# How do I adjust volume independently between Pandora and Uber Navigation?



## Uber's Guber (Oct 22, 2017)

I can’t hear the navigational turn by turn instructions when operating the Pandora app that’s offered on the Uber navigation app. The loudness of the music overpowers the voice commands. I’m using an iPhone 6. Is there a way to adjust the two volumes independently of each other?


----------



## dolllarchaser (Oct 12, 2015)

Under normal circumstances you can't. However, since you are running Pandora through Uber's servers AND have given Uber control over your BT, you might ask Uber at a Hub. I doubt if email support can handle. Just my opinion.


----------



## Snowblind (Apr 14, 2017)

I also run Pandora in my Car, but as a separate App, not through Uber. And I do not have that problem.
Try it.


----------



## WaveRunner1 (Jun 11, 2017)

Why are you using Uber Navigation in the first place? Use Google Maps man.


----------



## NGOwner (Nov 15, 2016)

And why do you have _voice _turn by turn? Can't you just glance at the phone now and again? Do you _have _to have some lady's voice chirping at you while you drive to get where you're going?

That was the first thing I turned off. So annoying.

EXERCISE TASK 1: Copy the records from their first line through the line containing "chart-title: Chickpeas Market: Georgia", keeping each line as it appears.
The forum thread above has no connection to the records that follow.

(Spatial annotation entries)
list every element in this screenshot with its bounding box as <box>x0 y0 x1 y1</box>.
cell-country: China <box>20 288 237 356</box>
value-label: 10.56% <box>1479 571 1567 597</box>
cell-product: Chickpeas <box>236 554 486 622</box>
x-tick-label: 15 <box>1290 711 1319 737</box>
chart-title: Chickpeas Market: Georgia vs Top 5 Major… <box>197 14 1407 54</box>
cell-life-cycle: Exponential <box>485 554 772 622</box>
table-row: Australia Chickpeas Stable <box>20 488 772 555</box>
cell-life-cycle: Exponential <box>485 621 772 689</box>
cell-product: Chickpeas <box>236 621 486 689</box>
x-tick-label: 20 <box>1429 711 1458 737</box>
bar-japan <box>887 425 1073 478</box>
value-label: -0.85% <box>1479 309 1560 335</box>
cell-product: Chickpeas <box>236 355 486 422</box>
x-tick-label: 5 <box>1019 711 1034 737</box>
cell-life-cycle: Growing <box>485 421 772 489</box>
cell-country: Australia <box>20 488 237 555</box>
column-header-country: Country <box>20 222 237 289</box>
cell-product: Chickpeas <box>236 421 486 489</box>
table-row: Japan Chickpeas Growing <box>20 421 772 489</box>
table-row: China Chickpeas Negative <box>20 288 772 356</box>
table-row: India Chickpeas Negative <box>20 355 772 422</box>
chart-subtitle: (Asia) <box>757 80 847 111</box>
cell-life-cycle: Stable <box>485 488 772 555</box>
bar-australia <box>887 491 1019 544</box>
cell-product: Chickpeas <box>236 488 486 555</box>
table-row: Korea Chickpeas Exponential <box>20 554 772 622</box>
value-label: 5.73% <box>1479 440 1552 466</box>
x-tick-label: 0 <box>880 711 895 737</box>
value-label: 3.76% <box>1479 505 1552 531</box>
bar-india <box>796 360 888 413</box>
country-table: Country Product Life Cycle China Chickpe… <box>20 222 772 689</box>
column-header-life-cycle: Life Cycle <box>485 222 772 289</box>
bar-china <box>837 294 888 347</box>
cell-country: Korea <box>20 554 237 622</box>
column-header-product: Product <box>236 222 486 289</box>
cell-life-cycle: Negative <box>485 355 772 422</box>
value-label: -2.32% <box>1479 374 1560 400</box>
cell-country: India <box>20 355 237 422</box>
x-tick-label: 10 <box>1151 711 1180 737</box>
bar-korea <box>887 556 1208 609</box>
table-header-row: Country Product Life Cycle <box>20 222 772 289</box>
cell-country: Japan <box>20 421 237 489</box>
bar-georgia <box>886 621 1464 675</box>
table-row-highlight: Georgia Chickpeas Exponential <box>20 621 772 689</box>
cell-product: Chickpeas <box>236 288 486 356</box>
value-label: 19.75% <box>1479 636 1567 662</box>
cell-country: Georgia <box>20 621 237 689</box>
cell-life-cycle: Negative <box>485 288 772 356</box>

EXERCISE TASK 2: Summarize the forum thread on Pandora and Uber navigation volume in two sentences.

FULL OUTPUT 1:
list every element in this screenshot with its bounding box as <box>x0 y0 x1 y1</box>.
cell-country: China <box>20 288 237 356</box>
value-label: 10.56% <box>1479 571 1567 597</box>
cell-product: Chickpeas <box>236 554 486 622</box>
x-tick-label: 15 <box>1290 711 1319 737</box>
chart-title: Chickpeas Market: Georgia vs Top 5 Major… <box>197 14 1407 54</box>

FULL OUTPUT 2: A poster using an iPhone 6 can't hear Uber's turn-by-turn voice instructions over Pandora played through the Uber navigation app and asks whether the two volumes can be adjusted independently. Replies say this normally isn't possible but Uber might help at a Hub, suggest running Pandora as a separate app, recommend Google Maps instead, or suggest turning off voice guidance.